* [REQUIREMENTS]: Scan the records below. List lines holding "Output".

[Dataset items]
********
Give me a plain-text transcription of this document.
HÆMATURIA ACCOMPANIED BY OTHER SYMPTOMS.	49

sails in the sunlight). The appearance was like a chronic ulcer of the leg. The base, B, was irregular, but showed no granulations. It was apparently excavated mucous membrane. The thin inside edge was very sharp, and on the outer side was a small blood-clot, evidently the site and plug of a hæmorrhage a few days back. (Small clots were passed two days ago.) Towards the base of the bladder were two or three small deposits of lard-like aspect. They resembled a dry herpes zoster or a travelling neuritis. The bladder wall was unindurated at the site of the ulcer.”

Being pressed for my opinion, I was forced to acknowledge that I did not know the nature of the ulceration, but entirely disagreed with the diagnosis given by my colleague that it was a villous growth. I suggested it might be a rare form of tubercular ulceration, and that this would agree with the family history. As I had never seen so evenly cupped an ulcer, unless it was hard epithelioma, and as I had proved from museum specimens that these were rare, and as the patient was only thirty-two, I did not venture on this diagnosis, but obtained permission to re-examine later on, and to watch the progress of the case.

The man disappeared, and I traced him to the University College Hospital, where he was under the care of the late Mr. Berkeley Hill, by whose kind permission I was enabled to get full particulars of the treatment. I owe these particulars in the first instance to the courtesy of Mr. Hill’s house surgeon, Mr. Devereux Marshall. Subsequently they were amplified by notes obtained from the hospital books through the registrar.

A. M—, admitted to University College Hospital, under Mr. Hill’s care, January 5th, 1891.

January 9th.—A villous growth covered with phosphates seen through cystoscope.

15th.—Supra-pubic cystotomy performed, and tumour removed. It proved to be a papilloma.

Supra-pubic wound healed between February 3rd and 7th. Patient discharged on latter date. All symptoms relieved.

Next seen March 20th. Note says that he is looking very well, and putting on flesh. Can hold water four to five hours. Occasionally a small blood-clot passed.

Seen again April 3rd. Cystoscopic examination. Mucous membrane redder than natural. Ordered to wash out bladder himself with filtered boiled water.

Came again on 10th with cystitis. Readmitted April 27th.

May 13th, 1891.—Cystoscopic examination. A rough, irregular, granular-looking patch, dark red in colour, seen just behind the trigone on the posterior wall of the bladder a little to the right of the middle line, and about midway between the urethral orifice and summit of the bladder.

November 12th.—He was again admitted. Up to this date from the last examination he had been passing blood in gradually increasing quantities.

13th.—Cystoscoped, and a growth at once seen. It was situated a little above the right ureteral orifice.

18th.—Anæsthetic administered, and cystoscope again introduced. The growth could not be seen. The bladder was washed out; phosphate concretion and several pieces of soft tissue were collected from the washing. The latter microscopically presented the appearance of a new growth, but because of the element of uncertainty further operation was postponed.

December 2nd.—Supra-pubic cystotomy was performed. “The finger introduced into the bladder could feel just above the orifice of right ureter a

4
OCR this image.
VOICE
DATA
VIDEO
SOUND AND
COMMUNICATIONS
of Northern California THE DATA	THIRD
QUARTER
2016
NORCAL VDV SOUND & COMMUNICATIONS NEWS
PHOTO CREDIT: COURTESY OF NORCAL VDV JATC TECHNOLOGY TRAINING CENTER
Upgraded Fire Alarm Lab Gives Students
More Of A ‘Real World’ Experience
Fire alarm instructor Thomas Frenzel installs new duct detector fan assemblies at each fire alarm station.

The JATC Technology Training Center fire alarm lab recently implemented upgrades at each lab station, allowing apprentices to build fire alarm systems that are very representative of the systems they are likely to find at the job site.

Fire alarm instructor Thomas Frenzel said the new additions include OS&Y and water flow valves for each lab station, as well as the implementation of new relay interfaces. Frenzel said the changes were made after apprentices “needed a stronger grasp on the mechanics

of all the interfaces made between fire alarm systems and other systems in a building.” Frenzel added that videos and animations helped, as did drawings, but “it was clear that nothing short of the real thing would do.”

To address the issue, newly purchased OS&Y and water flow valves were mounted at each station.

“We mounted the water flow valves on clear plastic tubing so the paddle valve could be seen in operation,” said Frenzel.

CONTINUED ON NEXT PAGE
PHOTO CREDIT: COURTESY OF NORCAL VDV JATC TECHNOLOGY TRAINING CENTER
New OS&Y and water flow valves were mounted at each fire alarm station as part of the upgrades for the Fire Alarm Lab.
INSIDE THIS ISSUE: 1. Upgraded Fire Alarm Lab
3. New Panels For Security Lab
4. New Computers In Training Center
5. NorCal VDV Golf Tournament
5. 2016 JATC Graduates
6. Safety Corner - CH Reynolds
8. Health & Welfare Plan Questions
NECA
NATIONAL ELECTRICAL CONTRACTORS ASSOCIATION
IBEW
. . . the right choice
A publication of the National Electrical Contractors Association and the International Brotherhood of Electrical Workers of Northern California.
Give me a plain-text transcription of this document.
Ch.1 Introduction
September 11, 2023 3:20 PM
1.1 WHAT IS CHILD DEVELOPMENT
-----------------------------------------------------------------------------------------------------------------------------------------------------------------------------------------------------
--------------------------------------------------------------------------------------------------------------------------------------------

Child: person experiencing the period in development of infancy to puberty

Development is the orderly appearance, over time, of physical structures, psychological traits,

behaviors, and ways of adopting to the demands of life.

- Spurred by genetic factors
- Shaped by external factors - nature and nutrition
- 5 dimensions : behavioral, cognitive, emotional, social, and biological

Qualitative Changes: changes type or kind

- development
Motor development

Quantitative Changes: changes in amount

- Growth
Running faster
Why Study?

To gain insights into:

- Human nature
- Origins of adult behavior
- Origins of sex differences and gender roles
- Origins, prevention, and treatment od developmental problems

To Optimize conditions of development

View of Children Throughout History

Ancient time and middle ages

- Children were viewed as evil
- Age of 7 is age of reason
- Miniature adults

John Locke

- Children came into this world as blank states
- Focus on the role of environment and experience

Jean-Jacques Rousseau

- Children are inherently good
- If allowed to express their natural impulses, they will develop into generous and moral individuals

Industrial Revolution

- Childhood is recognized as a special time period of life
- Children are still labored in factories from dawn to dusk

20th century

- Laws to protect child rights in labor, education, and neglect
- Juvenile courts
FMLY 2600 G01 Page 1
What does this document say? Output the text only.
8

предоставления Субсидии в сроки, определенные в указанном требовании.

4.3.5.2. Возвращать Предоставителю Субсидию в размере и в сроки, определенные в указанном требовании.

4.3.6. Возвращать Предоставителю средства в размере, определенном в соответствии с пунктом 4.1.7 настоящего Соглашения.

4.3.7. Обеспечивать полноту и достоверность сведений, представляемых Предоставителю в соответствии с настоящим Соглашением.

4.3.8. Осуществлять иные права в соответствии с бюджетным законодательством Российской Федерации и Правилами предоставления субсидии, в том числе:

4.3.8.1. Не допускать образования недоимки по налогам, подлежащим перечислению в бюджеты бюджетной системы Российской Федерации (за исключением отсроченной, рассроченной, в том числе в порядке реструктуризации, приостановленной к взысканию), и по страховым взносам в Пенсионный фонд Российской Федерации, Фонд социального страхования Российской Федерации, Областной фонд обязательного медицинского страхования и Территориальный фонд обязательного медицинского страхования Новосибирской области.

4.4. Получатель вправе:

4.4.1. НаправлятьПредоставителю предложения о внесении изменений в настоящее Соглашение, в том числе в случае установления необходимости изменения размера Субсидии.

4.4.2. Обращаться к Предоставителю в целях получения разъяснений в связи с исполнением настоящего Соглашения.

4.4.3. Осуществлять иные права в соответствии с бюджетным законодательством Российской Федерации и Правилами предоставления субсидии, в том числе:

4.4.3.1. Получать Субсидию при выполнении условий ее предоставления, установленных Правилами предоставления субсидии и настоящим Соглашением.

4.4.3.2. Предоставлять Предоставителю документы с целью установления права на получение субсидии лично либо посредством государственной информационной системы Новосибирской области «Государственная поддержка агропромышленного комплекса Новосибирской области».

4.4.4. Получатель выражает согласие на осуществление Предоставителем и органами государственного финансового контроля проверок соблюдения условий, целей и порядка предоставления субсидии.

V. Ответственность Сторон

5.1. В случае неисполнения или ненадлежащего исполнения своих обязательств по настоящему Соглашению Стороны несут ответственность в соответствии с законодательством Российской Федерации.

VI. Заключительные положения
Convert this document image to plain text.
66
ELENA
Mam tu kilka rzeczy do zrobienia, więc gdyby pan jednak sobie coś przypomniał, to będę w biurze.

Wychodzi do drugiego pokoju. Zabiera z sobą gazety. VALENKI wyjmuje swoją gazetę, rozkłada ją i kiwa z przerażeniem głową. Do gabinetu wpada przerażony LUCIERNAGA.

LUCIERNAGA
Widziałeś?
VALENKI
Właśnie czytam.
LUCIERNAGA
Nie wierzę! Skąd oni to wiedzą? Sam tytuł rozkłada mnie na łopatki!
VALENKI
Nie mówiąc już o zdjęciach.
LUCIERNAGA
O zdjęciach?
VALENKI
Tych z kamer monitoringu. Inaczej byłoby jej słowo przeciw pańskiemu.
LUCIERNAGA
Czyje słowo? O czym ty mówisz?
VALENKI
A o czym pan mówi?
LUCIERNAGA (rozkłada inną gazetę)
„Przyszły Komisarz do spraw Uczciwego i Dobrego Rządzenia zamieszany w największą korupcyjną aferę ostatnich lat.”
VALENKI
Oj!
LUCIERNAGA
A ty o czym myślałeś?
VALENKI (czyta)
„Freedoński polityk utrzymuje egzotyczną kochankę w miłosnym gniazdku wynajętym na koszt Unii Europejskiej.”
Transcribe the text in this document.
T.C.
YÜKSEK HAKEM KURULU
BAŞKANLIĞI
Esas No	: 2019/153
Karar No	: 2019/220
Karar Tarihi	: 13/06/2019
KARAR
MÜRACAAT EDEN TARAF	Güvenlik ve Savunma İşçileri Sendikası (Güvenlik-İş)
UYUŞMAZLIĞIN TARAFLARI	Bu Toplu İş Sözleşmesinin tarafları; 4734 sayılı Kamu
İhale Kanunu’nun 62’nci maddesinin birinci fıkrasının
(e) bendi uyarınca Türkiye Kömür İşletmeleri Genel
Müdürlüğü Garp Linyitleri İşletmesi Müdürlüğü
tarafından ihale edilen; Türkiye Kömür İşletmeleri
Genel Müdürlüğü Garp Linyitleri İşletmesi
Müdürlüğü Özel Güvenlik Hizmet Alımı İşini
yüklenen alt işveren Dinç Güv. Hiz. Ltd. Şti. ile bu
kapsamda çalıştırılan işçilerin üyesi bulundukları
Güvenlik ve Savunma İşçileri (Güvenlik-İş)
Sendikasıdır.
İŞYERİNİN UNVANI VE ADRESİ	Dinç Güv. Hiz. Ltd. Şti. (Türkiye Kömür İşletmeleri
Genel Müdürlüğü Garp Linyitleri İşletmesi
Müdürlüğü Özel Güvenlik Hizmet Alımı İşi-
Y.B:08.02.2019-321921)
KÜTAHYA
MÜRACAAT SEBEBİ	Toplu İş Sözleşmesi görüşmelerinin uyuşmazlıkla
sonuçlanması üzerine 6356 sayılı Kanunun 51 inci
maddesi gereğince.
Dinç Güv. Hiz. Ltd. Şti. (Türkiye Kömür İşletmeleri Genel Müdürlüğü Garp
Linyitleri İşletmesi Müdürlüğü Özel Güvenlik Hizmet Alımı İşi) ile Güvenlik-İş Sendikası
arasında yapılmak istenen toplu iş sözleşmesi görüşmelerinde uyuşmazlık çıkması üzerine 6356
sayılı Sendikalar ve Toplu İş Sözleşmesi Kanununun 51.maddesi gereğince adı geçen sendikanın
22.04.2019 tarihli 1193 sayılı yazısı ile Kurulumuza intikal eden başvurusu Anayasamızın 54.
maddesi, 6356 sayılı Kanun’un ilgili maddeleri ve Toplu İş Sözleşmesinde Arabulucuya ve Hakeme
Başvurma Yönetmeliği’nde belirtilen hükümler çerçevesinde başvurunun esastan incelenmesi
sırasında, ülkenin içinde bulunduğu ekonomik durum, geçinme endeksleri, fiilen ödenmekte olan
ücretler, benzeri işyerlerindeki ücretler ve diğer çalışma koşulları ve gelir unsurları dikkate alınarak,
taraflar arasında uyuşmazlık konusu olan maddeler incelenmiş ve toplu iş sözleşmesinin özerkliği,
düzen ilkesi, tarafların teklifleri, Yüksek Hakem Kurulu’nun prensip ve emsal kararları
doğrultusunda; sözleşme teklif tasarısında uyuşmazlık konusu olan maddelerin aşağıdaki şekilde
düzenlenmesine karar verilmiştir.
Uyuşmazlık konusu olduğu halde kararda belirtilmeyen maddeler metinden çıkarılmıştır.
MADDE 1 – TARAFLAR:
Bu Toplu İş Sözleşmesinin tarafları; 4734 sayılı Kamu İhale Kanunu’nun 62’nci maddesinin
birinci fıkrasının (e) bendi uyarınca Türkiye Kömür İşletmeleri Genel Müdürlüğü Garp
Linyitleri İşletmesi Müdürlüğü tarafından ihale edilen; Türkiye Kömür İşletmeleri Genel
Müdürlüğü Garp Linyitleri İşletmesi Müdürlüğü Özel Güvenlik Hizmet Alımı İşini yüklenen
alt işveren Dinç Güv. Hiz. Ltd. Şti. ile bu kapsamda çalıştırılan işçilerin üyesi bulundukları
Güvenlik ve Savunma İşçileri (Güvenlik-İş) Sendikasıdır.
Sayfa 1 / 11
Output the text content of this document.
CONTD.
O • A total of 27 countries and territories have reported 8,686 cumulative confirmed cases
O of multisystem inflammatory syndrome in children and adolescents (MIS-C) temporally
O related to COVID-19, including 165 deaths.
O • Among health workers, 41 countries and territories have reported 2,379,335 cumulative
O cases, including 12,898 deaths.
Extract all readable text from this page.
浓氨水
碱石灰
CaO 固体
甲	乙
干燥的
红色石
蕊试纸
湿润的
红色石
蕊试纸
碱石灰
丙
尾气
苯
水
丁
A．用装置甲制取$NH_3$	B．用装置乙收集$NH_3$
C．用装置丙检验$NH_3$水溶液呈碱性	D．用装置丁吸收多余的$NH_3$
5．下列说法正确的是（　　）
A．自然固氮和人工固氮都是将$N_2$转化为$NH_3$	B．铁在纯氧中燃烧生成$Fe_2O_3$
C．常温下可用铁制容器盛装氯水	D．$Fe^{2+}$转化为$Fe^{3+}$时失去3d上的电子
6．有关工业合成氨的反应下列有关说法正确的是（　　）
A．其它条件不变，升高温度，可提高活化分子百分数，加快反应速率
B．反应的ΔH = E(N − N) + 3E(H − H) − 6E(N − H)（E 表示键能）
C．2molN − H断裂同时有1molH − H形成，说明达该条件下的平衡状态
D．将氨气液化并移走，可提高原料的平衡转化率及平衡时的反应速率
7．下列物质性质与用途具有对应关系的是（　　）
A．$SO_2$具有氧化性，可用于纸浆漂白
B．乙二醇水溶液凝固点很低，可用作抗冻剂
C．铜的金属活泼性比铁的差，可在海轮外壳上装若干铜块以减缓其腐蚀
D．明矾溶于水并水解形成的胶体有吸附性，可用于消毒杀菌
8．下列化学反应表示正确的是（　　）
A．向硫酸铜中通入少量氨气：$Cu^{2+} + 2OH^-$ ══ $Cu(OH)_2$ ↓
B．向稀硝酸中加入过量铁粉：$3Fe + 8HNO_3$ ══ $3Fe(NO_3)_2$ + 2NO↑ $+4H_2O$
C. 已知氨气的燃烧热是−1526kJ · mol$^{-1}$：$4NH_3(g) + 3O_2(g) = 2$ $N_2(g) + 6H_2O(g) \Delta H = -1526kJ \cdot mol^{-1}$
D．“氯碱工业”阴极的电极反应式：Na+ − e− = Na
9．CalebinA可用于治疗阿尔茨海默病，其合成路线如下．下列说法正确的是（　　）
********
* [EXERCISE ANSWER]:
What does this document say? Output the text only.
Output the text content of this document.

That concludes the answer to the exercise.